Stored items from a collection:
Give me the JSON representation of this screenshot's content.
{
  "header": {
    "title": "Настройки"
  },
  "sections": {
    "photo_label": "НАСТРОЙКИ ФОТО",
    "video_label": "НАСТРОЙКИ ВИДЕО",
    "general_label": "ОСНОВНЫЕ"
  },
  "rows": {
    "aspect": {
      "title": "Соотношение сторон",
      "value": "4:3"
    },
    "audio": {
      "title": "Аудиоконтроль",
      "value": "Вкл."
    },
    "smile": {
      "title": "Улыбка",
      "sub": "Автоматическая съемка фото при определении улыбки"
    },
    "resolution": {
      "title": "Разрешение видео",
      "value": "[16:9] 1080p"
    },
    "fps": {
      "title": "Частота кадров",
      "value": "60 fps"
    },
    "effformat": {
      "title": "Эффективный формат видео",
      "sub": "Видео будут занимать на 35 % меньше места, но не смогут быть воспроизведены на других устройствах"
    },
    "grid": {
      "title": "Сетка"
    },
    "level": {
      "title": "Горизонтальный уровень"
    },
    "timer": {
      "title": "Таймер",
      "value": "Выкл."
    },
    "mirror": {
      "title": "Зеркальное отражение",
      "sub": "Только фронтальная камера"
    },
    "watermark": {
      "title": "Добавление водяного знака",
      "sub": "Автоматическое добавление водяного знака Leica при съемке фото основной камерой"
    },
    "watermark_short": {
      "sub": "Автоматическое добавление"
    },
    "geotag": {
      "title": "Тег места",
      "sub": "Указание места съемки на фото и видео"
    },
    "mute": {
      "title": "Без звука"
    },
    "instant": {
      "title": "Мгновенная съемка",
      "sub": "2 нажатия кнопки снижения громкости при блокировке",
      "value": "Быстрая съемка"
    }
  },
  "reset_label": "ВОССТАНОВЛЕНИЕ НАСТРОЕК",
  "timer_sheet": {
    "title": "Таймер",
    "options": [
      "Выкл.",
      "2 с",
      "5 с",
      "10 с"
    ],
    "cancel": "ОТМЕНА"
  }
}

# Set exercise
Copy the lines from the entries above in which the word "водяного" appears.

# Solution to the problem
      "title": "Добавление водяного знака",
      "sub": "Автоматическое добавление водяного знака Leica при съемке фото основной камерой"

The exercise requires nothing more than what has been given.